§ **Record excerpts**:

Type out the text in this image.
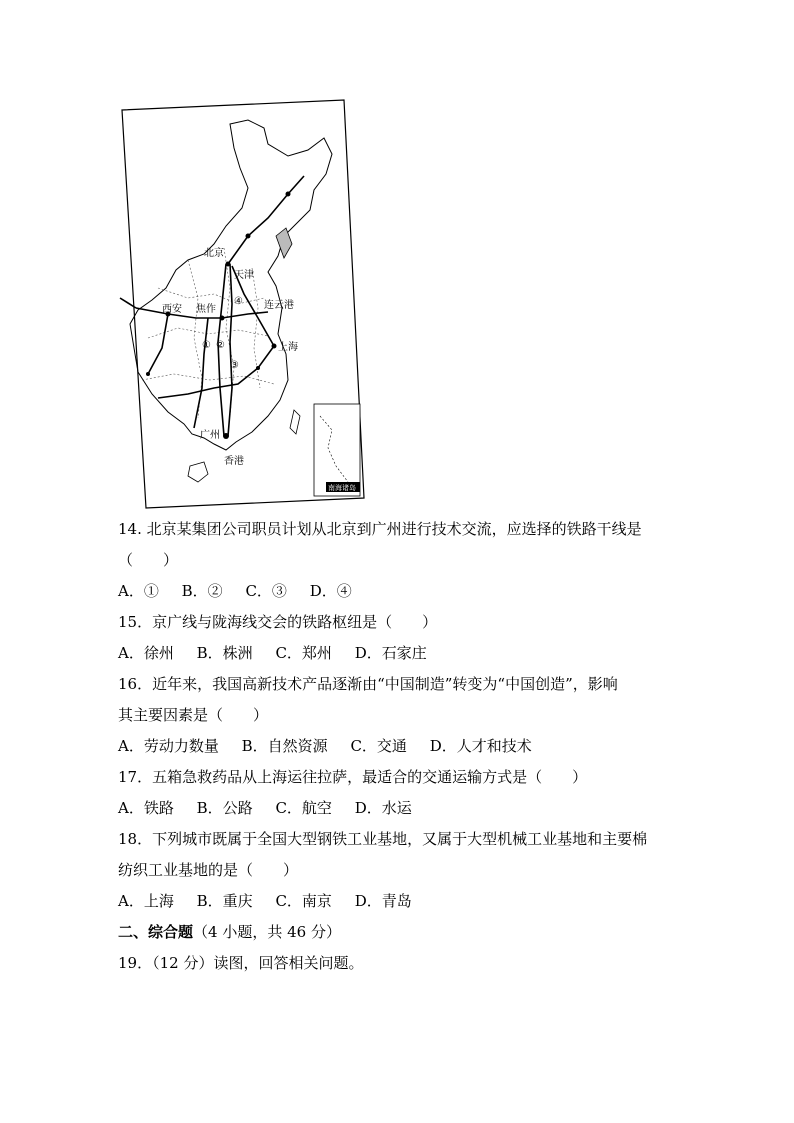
南海诸岛
北京
天津
连云港
西安 焦作
上海
广州
香港
① ②
③
④
14. 北京某集团公司职员计划从北京到广州进行技术交流，应选择的铁路干线是
（　　）
A．① B．② C．③ D．④
15．京广线与陇海线交会的铁路枢纽是（　　）
A．徐州 B．株洲 C．郑州 D．石家庄
16．近年来，我国高新技术产品逐渐由“中国制造”转变为“中国创造”，影响
其主要因素是（　　）
A．劳动力数量 B．自然资源 C．交通 D．人才和技术
17．五箱急救药品从上海运往拉萨，最适合的交通运输方式是（　　）
A．铁路 B．公路 C．航空 D．水运
18．下列城市既属于全国大型钢铁工业基地，又属于大型机械工业基地和主要棉
纺织工业基地的是（　　）
A．上海 B．重庆 C．南京 D．青岛
二、综合题（4 小题，共 46 分）
19．（12 分）读图，回答相关问题。
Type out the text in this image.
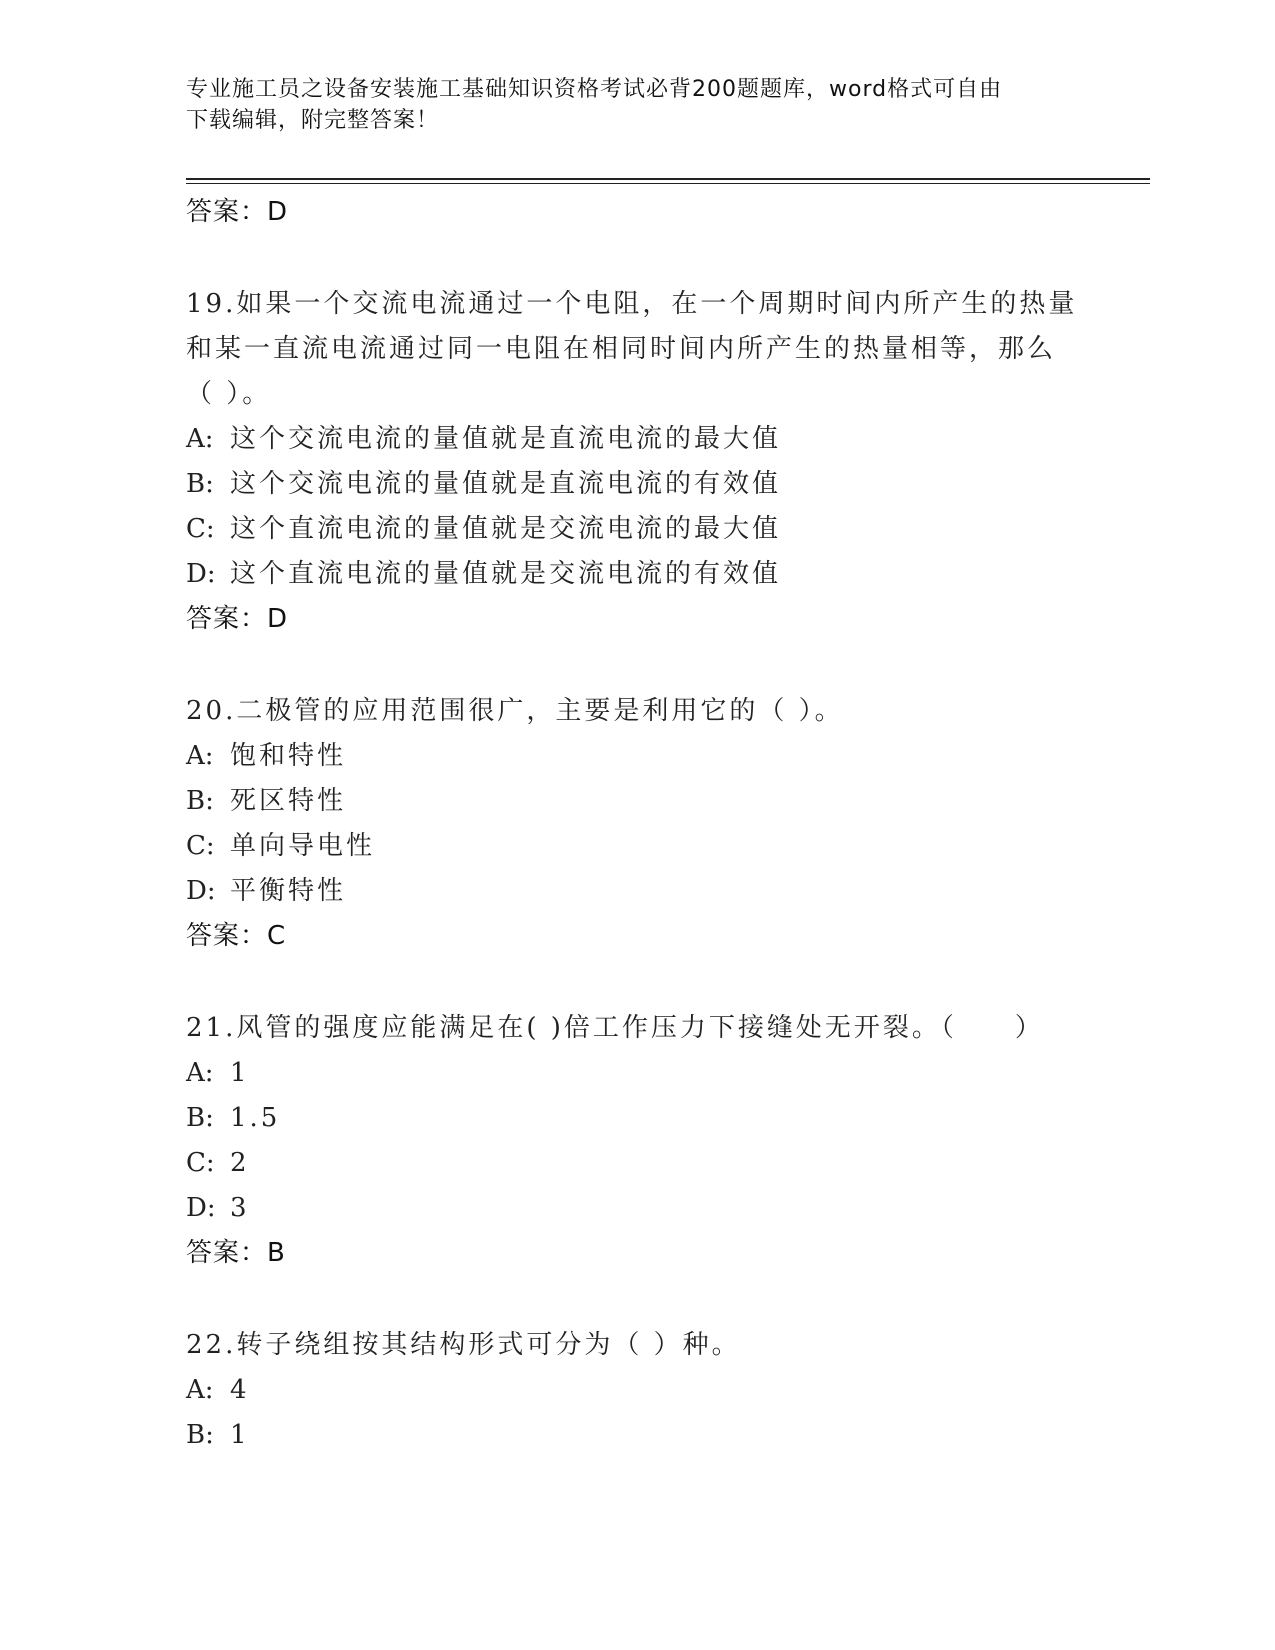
专业施工员之设备安装施工基础知识资格考试必背200题题库，word格式可自由
下载编辑，附完整答案！
答案：D
19.如果一个交流电流通过一个电阻，在一个周期时间内所产生的热量
和某一直流电流通过同一电阻在相同时间内所产生的热量相等，那么
（ ）。
A: 这个交流电流的量值就是直流电流的最大值
B: 这个交流电流的量值就是直流电流的有效值
C: 这个直流电流的量值就是交流电流的最大值
D: 这个直流电流的量值就是交流电流的有效值
答案：D
20.二极管的应用范围很广，主要是利用它的（ ）。
A: 饱和特性
B: 死区特性
C: 单向导电性
D: 平衡特性
答案：C
21.风管的强度应能满足在( )倍工作压力下接缝处无开裂。（　　）
A: 1
B: 1.5
C: 2
D: 3
答案：B
22.转子绕组按其结构形式可分为（ ）种。
A: 4
B: 1
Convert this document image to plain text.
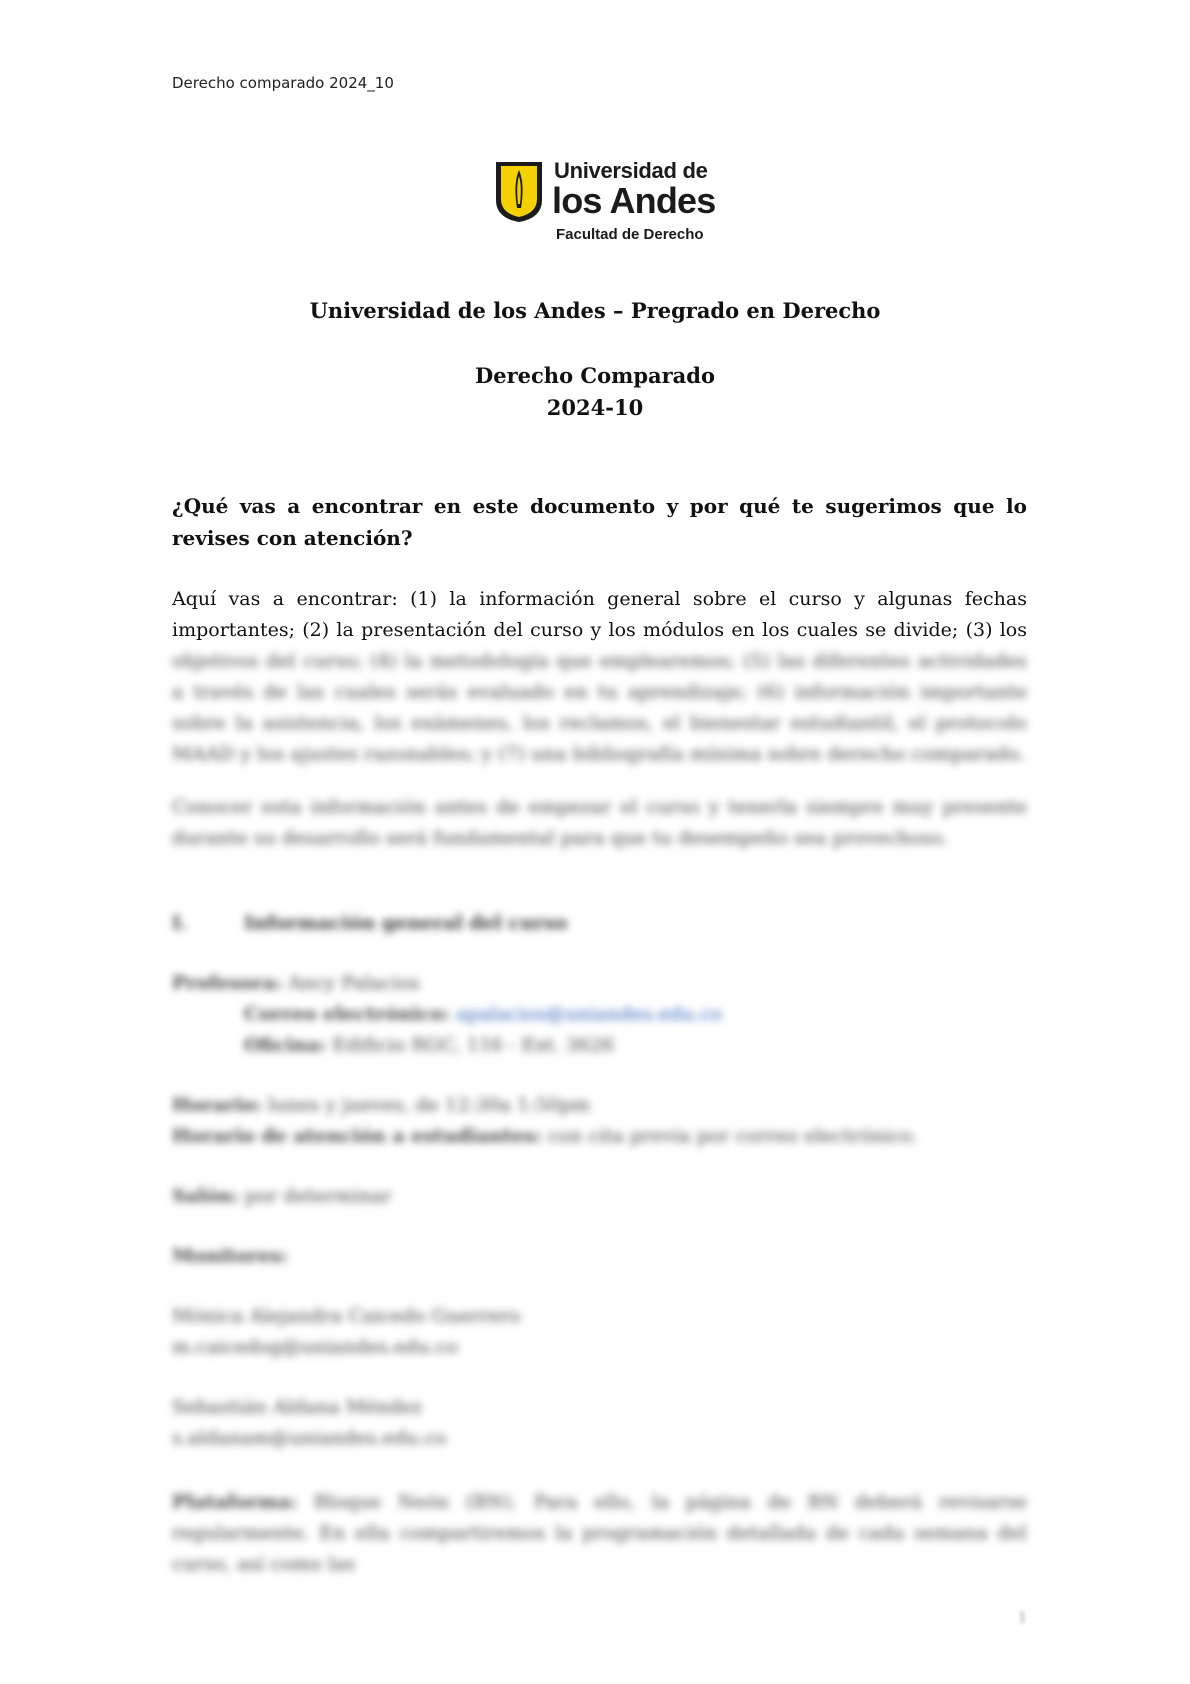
Derecho comparado 2024_10
Universidad de
los Andes
Facultad de Derecho
Universidad de los Andes – Pregrado en Derecho
Derecho Comparado
2024-10
¿Qué vas a encontrar en este documento y por qué te sugerimos que lo revises con atención?
Aquí vas a encontrar: (1) la información general sobre el curso y algunas fechas
importantes; (2) la presentación del curso y los módulos en los cuales se divide; (3) los
objetivos del curso; (4) la metodología que emplearemos; (5) las diferentes actividades a través de las cuales serás evaluado en tu aprendizaje; (6) información importante sobre la asistencia, los exámenes, los reclamos, el bienestar estudiantil, el protocolo MAAD y los ajustes razonables; y (7) una bibliografía mínima sobre derecho comparado.
Conocer esta información antes de empezar el curso y tenerla siempre muy presente durante su desarrollo será fundamental para que tu desempeño sea provechoso.
I.	Información general del curso
Profesora: Ancy Palacios
Correo electrónico: apalacios@uniandes.edu.co
Oficina: Edificio RGC, 116 - Ext. 3626
Horario: lunes y jueves, de 12:30a 1:50pm
Horario de atención a estudiantes: con cita previa por correo electrónico.
Salón: por determinar
Monitores:
Mónica Alejandra Caicedo Guerrero
m.caicedog@uniandes.edu.co
Sebastián Aldana Méndez
s.aldanam@uniandes.edu.co
Plataforma: Bloque Neón (BN). Para ello, la página de BN deberá revisarse regularmente. En ella compartiremos la programación detallada de cada semana del curso, así como las
1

§ **What is expected**:
Except for the pictures, reproduce every line exactly.

§ **The output**:
Type out the text in this image.
南海诸岛
北京
天津
连云港
西安 焦作
上海
广州
香港
① ②
③
④
14. 北京某集团公司职员计划从北京到广州进行技术交流，应选择的铁路干线是
（　　）
A．① B．② C．③ D．④
15．京广线与陇海线交会的铁路枢纽是（　　）
A．徐州 B．株洲 C．郑州 D．石家庄
16．近年来，我国高新技术产品逐渐由“中国制造”转变为“中国创造”，影响
其主要因素是（　　）
A．劳动力数量 B．自然资源 C．交通 D．人才和技术
17．五箱急救药品从上海运往拉萨，最适合的交通运输方式是（　　）
A．铁路 B．公路 C．航空 D．水运
18．下列城市既属于全国大型钢铁工业基地，又属于大型机械工业基地和主要棉
纺织工业基地的是（　　）
A．上海 B．重庆 C．南京 D．青岛
二、综合题（4 小题，共 46 分）
19．（12 分）读图，回答相关问题。
Type out the text in this image.
专业施工员之设备安装施工基础知识资格考试必背200题题库，word格式可自由
下载编辑，附完整答案！
答案：D
19.如果一个交流电流通过一个电阻，在一个周期时间内所产生的热量
和某一直流电流通过同一电阻在相同时间内所产生的热量相等，那么
（ ）。
A: 这个交流电流的量值就是直流电流的最大值
B: 这个交流电流的量值就是直流电流的有效值
C: 这个直流电流的量值就是交流电流的最大值
D: 这个直流电流的量值就是交流电流的有效值
答案：D
20.二极管的应用范围很广，主要是利用它的（ ）。
A: 饱和特性
B: 死区特性
C: 单向导电性
D: 平衡特性
答案：C
21.风管的强度应能满足在( )倍工作压力下接缝处无开裂。（　　）
A: 1
B: 1.5
C: 2
D: 3
答案：B
22.转子绕组按其结构形式可分为（ ）种。
A: 4
B: 1
Convert this document image to plain text.
Derecho comparado 2024_10
Universidad de
los Andes
Facultad de Derecho
Universidad de los Andes – Pregrado en Derecho
Derecho Comparado
2024-10
¿Qué vas a encontrar en este documento y por qué te sugerimos que lo revises con atención?
Aquí vas a encontrar: (1) la información general sobre el curso y algunas fechas
importantes; (2) la presentación del curso y los módulos en los cuales se divide; (3) los
objetivos del curso; (4) la metodología que emplearemos; (5) las diferentes actividades a través de las cuales serás evaluado en tu aprendizaje; (6) información importante sobre la asistencia, los exámenes, los reclamos, el bienestar estudiantil, el protocolo MAAD y los ajustes razonables; y (7) una bibliografía mínima sobre derecho comparado.
Conocer esta información antes de empezar el curso y tenerla siempre muy presente durante su desarrollo será fundamental para que tu desempeño sea provechoso.
I.	Información general del curso
Profesora: Ancy Palacios
Correo electrónico: apalacios@uniandes.edu.co
Oficina: Edificio RGC, 116 - Ext. 3626
Horario: lunes y jueves, de 12:30a 1:50pm
Horario de atención a estudiantes: con cita previa por correo electrónico.
Salón: por determinar
Monitores:
Mónica Alejandra Caicedo Guerrero
m.caicedog@uniandes.edu.co
Sebastián Aldana Méndez
s.aldanam@uniandes.edu.co
Plataforma: Bloque Neón (BN). Para ello, la página de BN deberá revisarse regularmente. En ella compartiremos la programación detallada de cada semana del curso, así como las
1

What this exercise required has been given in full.